Listed entries »
--- Start ---

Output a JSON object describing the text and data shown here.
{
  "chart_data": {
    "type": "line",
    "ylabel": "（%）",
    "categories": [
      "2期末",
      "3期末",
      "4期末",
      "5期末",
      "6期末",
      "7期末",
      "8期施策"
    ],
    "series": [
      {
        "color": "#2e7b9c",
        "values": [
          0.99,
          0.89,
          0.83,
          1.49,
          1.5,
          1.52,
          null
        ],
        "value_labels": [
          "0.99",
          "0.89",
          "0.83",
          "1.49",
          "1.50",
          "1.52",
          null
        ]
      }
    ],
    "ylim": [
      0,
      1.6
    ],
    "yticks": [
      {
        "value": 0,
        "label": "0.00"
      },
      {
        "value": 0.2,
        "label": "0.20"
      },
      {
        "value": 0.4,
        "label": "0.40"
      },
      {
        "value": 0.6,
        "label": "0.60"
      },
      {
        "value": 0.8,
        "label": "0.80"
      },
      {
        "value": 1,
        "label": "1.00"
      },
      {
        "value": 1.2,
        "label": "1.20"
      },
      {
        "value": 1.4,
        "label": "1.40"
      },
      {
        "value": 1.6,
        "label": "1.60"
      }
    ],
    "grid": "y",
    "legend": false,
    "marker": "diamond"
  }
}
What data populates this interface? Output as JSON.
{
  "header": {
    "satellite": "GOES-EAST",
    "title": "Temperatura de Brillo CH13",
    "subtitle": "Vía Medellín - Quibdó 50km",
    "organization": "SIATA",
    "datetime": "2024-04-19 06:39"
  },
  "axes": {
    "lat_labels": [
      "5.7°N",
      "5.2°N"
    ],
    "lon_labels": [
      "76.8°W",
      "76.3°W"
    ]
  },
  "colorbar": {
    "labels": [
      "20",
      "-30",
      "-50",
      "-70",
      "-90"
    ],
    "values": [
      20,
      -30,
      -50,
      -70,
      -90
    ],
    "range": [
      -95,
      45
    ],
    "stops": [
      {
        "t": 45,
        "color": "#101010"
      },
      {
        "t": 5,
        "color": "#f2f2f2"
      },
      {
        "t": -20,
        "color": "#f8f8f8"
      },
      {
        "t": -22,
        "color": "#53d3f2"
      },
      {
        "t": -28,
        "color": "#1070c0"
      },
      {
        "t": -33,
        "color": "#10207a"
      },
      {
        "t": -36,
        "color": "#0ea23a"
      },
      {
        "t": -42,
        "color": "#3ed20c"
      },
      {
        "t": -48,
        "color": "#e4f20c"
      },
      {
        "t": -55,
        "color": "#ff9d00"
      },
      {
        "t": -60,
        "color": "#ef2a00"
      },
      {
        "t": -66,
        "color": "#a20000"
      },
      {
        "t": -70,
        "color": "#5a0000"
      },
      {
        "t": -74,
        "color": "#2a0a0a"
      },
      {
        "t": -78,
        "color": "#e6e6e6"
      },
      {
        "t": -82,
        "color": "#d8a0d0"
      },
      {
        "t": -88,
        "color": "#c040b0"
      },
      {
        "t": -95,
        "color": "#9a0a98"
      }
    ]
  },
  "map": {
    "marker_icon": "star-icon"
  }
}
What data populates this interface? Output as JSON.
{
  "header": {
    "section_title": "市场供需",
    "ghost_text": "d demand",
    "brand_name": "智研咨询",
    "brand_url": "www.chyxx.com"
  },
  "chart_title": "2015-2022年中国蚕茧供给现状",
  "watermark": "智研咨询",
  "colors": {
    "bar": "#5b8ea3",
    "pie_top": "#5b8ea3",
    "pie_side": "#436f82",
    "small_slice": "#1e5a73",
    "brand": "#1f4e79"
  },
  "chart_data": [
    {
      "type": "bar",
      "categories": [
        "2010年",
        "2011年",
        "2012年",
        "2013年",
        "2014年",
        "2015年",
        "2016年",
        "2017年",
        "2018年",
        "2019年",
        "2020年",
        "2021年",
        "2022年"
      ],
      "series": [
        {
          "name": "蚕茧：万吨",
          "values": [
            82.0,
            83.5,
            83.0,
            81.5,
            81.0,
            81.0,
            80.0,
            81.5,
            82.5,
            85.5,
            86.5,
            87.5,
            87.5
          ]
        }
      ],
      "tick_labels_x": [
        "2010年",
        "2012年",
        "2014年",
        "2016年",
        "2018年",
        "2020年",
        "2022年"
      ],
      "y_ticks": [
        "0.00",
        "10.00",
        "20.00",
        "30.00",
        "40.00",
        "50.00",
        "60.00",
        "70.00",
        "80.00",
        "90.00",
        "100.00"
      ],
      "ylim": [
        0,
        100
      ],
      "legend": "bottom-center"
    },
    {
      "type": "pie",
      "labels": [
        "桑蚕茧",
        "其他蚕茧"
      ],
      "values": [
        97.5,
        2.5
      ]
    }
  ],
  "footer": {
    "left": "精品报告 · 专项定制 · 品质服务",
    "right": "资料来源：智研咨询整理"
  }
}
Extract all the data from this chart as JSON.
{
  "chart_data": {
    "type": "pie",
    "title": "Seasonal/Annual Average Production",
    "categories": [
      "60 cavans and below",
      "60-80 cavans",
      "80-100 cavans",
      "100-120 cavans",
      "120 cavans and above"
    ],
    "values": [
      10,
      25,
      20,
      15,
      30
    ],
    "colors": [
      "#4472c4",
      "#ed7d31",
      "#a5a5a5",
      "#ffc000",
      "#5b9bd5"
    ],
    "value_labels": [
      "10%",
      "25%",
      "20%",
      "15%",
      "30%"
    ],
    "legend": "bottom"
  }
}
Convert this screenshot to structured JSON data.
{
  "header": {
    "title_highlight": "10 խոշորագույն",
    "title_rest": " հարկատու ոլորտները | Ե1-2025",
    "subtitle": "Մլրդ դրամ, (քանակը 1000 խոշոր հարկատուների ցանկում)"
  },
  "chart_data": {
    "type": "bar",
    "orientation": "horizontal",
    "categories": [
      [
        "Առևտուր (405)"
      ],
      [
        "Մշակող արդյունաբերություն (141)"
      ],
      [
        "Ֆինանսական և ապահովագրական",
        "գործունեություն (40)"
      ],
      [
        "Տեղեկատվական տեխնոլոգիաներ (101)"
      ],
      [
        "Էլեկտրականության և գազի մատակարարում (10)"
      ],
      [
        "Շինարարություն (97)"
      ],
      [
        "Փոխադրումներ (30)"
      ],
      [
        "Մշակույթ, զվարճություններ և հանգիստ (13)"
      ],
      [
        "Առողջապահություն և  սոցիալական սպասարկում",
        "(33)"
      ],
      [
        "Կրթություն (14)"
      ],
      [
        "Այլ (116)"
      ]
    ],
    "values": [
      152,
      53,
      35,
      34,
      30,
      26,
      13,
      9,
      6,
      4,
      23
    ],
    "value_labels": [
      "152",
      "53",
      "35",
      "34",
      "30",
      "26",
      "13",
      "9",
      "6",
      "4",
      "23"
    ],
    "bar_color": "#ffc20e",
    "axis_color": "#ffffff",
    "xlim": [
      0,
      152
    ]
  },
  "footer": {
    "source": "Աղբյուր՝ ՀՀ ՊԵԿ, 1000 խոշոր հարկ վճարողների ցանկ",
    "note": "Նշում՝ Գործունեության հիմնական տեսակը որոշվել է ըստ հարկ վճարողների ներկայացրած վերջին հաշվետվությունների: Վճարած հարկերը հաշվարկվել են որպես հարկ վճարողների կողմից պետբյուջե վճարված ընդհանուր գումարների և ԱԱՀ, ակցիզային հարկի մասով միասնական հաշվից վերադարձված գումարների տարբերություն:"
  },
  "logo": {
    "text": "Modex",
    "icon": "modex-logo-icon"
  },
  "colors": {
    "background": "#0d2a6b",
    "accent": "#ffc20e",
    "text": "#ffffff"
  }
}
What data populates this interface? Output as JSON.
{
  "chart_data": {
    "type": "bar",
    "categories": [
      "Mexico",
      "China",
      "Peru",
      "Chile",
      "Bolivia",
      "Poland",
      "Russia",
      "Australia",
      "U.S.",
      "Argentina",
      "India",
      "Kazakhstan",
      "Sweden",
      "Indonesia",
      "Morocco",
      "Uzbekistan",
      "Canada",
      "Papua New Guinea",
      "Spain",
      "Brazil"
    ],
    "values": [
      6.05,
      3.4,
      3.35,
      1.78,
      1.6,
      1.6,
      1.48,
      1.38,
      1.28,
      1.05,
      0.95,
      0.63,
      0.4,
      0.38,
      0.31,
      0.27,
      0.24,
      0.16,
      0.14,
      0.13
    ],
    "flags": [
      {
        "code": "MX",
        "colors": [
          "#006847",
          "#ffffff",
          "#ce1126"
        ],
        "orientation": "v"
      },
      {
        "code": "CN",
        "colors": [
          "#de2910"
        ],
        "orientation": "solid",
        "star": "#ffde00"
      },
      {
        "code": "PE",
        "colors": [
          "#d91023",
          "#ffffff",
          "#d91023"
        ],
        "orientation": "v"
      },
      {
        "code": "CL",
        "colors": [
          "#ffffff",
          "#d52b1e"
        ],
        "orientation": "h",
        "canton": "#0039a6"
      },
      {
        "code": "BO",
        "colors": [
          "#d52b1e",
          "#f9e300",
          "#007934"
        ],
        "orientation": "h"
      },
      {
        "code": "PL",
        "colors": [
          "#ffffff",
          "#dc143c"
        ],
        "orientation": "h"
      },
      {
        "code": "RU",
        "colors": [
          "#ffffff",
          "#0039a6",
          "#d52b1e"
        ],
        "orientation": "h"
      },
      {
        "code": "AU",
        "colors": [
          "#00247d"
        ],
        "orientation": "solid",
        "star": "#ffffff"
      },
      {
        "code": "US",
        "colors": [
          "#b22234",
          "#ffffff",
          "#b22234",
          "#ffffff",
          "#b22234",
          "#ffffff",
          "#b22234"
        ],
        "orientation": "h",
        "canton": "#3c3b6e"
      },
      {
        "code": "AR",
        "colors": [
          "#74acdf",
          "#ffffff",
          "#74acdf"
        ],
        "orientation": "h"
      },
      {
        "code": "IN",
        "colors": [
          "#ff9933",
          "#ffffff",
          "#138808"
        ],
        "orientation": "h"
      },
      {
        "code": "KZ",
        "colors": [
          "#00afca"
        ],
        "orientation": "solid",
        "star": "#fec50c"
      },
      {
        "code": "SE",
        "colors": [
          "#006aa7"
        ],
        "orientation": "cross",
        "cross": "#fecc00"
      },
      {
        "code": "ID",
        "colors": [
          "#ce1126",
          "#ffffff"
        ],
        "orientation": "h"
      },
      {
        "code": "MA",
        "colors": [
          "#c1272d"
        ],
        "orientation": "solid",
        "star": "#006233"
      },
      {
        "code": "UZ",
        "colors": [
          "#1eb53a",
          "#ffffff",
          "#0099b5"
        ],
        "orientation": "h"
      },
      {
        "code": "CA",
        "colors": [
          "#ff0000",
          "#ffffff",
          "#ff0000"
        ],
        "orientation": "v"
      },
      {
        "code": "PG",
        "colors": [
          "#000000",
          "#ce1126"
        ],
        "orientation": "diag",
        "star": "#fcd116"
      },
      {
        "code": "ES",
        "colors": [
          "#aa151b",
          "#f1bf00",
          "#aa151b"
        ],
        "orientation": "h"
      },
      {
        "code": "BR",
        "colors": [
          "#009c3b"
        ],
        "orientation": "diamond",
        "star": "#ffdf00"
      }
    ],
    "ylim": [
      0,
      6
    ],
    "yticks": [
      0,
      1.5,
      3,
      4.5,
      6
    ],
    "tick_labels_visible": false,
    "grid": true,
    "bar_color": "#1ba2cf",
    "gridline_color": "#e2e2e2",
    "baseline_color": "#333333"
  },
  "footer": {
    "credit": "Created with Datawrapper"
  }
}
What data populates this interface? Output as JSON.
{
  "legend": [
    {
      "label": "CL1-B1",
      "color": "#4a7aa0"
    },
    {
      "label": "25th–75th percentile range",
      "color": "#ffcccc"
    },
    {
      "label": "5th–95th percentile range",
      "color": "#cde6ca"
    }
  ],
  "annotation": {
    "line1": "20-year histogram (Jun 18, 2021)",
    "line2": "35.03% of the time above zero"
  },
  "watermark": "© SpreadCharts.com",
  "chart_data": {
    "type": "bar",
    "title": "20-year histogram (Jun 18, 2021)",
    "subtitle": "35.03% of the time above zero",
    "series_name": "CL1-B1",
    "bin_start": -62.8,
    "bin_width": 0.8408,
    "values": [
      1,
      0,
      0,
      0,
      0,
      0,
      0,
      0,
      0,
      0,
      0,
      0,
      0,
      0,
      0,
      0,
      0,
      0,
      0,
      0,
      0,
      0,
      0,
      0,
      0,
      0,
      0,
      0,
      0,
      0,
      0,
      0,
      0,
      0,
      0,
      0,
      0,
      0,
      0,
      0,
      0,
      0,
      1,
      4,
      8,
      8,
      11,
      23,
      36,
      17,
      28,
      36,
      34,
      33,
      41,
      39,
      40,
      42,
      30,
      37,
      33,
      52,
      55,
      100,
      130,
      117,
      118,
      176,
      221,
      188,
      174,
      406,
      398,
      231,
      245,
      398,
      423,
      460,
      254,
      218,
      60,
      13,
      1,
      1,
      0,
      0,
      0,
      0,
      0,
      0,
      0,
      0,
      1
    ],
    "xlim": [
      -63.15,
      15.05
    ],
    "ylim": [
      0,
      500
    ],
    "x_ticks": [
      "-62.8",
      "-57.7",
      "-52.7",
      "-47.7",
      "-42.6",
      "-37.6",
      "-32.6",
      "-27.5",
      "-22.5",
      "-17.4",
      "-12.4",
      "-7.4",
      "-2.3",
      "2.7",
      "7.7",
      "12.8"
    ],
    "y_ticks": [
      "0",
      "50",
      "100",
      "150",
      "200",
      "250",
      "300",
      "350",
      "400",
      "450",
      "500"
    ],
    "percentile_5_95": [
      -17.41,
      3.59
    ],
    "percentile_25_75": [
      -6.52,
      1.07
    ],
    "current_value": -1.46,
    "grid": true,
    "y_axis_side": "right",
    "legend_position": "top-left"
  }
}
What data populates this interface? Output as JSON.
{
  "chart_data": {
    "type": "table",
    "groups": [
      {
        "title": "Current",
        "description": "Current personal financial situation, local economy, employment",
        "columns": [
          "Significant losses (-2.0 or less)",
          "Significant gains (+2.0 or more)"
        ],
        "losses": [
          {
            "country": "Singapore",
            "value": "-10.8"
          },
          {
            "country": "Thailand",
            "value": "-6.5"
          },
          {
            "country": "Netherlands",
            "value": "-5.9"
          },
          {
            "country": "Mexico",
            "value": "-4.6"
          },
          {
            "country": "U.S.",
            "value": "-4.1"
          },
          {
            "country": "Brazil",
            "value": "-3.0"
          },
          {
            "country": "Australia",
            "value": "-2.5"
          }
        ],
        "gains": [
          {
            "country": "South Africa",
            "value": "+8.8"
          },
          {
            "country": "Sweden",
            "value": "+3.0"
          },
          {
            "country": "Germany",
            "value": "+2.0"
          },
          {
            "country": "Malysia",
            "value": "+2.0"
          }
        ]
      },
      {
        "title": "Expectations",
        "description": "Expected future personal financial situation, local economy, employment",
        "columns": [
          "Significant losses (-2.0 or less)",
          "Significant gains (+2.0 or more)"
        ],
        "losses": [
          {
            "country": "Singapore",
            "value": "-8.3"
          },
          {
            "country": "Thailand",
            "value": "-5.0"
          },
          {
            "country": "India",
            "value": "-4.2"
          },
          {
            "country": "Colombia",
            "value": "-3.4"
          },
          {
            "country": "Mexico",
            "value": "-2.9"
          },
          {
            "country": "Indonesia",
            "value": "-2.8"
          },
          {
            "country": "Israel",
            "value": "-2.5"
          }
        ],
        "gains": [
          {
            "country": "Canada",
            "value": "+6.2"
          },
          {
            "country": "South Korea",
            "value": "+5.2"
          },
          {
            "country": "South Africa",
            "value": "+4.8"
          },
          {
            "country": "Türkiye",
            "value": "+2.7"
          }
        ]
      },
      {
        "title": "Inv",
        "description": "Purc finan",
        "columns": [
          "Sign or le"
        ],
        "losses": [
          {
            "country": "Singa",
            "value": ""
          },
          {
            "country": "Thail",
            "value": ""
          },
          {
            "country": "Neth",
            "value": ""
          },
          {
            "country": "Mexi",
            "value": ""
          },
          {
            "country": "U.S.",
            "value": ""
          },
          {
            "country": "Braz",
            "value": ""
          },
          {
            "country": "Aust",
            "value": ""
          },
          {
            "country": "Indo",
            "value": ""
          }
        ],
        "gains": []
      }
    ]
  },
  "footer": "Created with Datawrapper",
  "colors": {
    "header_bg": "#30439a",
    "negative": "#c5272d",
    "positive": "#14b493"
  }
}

--- End ---

What you should do » Each line holding "type" must be found and copied.

Complete answer »
    "type": "line",
      "type": "bar",
      "type": "pie",
    "type": "pie",
    "type": "bar",
    "type": "bar",
    "type": "bar",
    "type": "table",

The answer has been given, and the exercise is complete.